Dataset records
# # # # # # #
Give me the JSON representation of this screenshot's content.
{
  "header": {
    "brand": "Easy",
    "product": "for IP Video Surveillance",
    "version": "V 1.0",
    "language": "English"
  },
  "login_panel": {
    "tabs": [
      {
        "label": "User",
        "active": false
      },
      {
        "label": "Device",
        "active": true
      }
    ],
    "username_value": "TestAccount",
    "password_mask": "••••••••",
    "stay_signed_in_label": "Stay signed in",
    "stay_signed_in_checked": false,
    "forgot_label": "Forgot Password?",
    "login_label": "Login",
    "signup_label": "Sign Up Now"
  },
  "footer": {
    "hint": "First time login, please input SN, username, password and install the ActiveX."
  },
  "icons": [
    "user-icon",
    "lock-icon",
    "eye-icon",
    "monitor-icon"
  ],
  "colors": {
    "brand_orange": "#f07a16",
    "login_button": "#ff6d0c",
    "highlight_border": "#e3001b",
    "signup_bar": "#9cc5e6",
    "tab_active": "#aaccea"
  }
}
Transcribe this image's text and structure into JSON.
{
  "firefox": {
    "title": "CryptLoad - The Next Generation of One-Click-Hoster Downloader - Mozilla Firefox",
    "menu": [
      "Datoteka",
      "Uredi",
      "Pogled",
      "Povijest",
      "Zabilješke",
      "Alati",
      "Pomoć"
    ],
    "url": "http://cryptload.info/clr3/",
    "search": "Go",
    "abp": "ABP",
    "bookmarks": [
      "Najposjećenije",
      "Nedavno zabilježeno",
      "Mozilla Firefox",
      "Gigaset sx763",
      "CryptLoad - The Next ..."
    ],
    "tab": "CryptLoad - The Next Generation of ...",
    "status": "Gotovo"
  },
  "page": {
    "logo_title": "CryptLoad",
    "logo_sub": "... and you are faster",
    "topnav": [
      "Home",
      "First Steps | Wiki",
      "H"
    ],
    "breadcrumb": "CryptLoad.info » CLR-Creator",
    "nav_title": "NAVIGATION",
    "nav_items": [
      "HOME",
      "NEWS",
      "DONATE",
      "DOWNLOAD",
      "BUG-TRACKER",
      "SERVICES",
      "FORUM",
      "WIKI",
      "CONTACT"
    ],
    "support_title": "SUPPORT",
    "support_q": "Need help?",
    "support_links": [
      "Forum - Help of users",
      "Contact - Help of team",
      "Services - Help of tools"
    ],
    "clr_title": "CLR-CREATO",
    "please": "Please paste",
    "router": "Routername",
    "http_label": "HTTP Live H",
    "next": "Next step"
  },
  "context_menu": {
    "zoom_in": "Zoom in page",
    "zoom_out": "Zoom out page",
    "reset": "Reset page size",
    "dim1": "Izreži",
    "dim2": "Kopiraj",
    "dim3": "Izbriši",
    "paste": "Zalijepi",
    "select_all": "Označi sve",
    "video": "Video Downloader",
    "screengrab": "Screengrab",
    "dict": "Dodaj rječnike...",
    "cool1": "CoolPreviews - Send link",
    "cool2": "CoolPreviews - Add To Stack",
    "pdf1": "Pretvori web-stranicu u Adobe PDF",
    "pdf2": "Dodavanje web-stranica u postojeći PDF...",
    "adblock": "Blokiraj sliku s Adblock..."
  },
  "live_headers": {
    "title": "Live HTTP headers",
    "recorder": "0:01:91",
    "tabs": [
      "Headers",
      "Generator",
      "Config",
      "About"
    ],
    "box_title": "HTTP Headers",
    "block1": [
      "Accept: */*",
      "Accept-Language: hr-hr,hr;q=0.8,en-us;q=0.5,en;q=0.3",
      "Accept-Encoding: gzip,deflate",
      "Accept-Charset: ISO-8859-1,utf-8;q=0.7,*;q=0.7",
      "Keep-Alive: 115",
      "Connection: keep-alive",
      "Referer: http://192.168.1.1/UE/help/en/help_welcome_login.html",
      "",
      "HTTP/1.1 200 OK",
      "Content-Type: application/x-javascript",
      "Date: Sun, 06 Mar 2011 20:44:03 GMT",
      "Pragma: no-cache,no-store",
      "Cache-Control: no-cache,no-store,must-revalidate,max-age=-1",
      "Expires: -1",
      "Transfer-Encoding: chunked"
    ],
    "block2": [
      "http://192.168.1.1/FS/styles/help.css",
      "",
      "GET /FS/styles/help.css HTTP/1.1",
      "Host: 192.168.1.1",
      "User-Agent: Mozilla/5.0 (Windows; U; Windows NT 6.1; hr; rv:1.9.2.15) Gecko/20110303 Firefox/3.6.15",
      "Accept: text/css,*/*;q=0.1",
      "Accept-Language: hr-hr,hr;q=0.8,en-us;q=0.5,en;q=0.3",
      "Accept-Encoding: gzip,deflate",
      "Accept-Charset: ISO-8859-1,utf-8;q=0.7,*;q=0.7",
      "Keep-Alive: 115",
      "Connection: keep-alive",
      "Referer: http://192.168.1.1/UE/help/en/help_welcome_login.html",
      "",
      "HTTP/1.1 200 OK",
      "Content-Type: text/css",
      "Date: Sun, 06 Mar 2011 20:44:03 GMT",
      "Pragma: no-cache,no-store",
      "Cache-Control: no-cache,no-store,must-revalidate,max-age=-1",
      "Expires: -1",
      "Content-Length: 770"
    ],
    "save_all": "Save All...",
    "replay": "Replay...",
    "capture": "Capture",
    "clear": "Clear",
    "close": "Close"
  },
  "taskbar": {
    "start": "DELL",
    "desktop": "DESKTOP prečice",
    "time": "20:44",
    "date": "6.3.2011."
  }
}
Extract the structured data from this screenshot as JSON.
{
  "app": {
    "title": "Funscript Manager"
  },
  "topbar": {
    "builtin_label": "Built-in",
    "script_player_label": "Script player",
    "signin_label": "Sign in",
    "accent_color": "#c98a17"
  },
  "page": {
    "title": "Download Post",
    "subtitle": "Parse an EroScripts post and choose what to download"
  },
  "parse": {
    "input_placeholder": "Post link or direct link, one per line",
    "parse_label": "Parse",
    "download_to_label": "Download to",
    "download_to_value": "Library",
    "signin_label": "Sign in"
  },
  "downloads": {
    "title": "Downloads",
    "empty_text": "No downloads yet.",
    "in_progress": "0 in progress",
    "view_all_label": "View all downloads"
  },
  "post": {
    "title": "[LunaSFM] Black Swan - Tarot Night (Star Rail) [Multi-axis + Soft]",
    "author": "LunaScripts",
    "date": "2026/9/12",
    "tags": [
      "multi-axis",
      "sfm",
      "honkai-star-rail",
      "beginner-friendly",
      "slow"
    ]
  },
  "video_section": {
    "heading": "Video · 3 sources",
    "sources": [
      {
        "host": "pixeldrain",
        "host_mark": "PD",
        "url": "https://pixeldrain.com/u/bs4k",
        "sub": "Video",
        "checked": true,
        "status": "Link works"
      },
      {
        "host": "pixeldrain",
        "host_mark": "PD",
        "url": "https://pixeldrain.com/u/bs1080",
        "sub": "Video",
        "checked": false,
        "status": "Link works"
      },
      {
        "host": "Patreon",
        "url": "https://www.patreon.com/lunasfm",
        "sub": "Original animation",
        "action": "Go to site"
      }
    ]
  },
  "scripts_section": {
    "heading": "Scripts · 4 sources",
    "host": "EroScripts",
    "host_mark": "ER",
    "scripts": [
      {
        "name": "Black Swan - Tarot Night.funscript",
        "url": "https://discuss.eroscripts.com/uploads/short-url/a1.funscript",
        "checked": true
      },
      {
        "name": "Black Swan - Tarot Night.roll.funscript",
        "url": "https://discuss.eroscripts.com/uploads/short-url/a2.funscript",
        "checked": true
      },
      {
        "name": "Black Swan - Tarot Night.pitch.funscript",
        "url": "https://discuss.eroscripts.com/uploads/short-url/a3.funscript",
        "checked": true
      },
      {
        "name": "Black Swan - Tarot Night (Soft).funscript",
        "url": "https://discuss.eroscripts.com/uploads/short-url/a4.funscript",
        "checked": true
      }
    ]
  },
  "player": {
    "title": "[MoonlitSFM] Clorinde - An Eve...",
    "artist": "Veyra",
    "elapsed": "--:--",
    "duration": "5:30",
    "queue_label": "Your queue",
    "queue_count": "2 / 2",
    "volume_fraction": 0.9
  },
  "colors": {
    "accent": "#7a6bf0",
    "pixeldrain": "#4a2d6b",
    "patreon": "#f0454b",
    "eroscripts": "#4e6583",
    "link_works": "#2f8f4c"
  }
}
# # # # # # #
• [Directive]: Pick out all lines containing the string "page".

• [Answer to this exercise]:
  "page": {
    "zoom_in": "Zoom in page",
    "zoom_out": "Zoom out page",
    "reset": "Reset page size",
  "page": {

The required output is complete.